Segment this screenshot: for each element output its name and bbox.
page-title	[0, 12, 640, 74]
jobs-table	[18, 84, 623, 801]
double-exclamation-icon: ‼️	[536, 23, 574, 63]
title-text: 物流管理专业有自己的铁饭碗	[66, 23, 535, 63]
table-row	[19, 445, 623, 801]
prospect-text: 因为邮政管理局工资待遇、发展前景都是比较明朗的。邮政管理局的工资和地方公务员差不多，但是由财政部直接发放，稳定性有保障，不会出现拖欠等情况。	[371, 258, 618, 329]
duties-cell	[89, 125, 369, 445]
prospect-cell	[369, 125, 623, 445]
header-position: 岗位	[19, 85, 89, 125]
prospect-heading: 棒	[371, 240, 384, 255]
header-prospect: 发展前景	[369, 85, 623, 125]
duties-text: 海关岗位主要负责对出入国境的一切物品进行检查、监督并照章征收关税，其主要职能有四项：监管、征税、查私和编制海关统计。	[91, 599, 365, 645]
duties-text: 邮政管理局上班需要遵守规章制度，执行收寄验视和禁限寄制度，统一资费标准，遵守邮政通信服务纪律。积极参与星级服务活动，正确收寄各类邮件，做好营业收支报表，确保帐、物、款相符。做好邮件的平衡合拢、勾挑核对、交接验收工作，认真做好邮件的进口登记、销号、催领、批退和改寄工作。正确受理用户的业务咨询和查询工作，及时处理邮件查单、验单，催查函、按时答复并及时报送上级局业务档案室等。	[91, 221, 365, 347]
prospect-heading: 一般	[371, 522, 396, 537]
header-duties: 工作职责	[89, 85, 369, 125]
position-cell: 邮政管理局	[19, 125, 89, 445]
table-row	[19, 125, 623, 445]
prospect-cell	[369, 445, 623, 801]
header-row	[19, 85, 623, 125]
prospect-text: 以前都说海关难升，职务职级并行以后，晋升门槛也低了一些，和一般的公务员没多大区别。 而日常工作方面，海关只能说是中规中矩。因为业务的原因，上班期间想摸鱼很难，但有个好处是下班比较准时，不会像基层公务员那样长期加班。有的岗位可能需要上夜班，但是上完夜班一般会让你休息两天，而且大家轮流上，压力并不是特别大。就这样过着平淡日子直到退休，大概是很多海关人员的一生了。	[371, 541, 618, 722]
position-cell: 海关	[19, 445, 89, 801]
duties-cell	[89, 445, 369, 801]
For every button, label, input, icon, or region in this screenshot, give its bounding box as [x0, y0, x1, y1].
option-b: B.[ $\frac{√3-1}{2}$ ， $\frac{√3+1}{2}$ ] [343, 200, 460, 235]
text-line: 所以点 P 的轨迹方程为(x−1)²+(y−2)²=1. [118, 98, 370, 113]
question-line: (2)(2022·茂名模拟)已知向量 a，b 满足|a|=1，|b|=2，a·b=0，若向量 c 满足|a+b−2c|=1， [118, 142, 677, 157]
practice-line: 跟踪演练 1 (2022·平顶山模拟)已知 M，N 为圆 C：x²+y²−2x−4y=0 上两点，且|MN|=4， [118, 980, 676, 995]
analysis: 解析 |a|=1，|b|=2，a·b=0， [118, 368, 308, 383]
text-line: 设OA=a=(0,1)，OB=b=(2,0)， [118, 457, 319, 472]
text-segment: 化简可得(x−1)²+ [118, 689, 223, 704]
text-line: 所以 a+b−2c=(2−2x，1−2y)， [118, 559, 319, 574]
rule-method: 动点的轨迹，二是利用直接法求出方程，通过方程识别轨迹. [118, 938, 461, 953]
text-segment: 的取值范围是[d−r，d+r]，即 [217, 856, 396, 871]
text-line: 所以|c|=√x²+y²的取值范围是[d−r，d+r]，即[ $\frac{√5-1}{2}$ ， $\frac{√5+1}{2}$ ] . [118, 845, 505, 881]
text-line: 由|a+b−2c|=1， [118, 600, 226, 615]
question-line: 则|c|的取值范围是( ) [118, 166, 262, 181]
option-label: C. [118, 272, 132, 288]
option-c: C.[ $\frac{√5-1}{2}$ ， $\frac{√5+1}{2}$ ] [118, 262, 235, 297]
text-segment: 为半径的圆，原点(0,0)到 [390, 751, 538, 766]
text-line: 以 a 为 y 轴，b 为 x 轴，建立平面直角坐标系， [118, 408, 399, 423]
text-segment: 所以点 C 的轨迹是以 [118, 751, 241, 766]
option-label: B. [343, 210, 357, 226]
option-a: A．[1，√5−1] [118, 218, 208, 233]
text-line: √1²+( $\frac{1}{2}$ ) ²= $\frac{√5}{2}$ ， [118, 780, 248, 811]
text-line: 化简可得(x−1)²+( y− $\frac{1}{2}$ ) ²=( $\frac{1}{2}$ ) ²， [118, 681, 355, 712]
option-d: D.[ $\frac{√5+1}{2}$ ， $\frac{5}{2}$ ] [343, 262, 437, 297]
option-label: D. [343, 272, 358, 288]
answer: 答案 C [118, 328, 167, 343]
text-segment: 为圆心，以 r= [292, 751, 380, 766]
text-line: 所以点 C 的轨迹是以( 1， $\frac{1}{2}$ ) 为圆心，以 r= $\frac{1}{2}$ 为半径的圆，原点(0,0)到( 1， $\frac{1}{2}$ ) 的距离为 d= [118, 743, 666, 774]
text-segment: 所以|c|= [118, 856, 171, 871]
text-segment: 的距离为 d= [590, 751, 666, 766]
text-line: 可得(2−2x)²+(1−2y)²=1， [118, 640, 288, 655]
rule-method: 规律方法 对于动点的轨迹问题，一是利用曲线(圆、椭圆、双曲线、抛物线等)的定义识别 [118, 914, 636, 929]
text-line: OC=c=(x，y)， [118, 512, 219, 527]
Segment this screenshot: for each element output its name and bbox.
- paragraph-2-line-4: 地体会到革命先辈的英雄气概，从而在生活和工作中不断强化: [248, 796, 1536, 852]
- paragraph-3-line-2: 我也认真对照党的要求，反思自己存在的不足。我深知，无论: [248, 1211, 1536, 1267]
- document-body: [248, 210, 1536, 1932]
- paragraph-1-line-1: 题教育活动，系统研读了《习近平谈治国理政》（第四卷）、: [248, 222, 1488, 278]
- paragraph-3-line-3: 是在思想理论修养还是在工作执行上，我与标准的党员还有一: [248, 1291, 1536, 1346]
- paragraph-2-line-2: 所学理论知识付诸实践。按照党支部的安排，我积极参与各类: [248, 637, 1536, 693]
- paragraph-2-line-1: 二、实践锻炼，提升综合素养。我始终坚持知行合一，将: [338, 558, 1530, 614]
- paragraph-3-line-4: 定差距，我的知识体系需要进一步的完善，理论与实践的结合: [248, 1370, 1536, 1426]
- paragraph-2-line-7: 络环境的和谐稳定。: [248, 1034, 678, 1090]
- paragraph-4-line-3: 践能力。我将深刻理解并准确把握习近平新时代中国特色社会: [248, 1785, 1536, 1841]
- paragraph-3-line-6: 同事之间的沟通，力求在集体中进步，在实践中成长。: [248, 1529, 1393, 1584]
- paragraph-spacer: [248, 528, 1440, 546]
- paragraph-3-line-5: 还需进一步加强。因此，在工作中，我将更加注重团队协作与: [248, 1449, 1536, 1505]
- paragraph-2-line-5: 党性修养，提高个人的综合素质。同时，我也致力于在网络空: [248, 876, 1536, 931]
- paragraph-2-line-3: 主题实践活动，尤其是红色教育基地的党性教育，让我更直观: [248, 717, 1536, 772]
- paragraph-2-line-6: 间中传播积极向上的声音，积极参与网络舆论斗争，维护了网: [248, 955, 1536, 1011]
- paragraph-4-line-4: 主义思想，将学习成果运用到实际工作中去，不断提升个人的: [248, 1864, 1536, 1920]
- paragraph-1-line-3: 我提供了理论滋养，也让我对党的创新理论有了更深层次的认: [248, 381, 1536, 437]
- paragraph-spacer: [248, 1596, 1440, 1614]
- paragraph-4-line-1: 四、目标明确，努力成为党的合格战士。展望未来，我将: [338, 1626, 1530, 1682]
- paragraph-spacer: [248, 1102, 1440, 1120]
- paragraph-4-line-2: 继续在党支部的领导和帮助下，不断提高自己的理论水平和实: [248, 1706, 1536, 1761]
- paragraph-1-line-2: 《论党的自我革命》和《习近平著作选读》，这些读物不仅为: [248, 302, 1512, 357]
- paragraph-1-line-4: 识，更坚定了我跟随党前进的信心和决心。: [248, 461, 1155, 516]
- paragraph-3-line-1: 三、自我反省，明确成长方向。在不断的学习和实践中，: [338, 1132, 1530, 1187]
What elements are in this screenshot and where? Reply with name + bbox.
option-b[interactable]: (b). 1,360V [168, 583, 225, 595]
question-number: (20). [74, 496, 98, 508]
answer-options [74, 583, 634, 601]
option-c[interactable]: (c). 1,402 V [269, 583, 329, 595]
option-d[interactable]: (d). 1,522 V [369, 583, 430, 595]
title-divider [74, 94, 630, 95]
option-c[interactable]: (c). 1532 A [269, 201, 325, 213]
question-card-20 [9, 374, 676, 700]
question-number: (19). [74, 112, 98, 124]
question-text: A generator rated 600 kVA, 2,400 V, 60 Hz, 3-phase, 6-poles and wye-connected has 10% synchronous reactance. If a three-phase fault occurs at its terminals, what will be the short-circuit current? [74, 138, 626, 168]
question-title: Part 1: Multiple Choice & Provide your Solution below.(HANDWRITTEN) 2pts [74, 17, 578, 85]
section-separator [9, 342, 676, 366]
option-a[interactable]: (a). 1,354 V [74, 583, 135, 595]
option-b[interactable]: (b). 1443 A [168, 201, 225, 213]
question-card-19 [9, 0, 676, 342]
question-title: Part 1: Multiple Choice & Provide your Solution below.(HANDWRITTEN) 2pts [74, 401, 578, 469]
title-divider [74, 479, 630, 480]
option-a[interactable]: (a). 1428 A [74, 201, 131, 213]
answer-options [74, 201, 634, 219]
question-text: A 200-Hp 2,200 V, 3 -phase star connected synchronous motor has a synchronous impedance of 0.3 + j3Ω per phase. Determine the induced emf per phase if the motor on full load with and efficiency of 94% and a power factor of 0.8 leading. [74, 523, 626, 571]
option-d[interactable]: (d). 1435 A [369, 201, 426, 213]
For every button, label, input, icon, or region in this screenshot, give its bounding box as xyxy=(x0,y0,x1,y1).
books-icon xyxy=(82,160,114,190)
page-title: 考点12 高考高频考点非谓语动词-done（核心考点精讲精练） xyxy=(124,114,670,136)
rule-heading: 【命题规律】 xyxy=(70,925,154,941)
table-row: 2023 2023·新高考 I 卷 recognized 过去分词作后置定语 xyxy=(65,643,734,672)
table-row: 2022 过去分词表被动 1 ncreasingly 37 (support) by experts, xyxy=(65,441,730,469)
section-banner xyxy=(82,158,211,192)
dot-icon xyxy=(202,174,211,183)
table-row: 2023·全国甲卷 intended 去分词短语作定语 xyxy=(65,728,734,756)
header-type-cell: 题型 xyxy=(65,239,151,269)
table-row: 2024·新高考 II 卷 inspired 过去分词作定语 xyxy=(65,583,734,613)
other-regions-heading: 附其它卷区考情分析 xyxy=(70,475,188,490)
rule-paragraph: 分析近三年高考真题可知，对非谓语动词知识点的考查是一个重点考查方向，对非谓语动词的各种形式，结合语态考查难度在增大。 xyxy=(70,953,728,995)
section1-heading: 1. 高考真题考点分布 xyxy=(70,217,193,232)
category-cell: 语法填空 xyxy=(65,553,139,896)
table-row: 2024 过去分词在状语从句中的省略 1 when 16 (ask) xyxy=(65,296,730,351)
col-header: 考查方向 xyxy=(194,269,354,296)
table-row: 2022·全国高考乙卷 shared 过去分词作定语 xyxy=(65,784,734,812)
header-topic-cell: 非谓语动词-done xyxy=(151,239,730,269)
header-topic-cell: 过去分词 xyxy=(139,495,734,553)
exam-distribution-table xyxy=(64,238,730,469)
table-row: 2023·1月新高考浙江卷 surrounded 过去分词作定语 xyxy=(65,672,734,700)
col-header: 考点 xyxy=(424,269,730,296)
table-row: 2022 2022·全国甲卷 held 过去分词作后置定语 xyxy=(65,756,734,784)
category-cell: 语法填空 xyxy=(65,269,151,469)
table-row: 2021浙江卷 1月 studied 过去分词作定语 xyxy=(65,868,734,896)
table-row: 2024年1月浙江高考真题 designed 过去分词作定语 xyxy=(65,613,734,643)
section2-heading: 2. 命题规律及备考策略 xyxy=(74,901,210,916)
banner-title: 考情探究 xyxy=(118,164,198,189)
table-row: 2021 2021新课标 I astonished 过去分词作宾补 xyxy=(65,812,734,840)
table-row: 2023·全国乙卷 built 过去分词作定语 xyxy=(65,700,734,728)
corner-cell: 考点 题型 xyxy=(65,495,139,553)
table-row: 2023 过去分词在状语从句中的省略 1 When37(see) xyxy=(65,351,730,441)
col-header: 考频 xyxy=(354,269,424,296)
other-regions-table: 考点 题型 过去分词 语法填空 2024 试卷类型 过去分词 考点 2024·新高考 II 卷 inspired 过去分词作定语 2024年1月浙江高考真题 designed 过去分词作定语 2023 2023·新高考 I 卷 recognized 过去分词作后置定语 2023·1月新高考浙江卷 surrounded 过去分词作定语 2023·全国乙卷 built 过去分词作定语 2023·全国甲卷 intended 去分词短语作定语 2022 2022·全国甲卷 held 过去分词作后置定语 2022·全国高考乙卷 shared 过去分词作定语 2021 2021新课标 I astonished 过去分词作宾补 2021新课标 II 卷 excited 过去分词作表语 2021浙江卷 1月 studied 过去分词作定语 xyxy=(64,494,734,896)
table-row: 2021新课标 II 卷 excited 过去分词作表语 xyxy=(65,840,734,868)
——
* _Task_:
Extract every line of the records that contains the string "过去分词作表语".

* _Finished task_:
other-regions-table: 考点 题型 过去分词 语法填空 2024 试卷类型 过去分词 考点 2024·新高考 II 卷 inspired 过去分词作定语 2024年1月浙江高考真题 designed 过去分词作定语 2023 2023·新高考 I 卷 recognized 过去分词作后置定语 2023·1月新高考浙江卷 surrounded 过去分词作定语 2023·全国乙卷 built 过去分词作定语 2023·全国甲卷 intended 去分词短语作定语 2022 2022·全国甲卷 held 过去分词作后置定语 2022·全国高考乙卷 shared 过去分词作定语 2021 2021新课标 I astonished 过去分词作宾补 2021新课标 II 卷 excited 过去分词作表语 2021浙江卷 1月 studied 过去分词作定语 xyxy=(64,494,734,896)
table-row: 2021新课标 II 卷 excited 过去分词作表语 xyxy=(65,840,734,868)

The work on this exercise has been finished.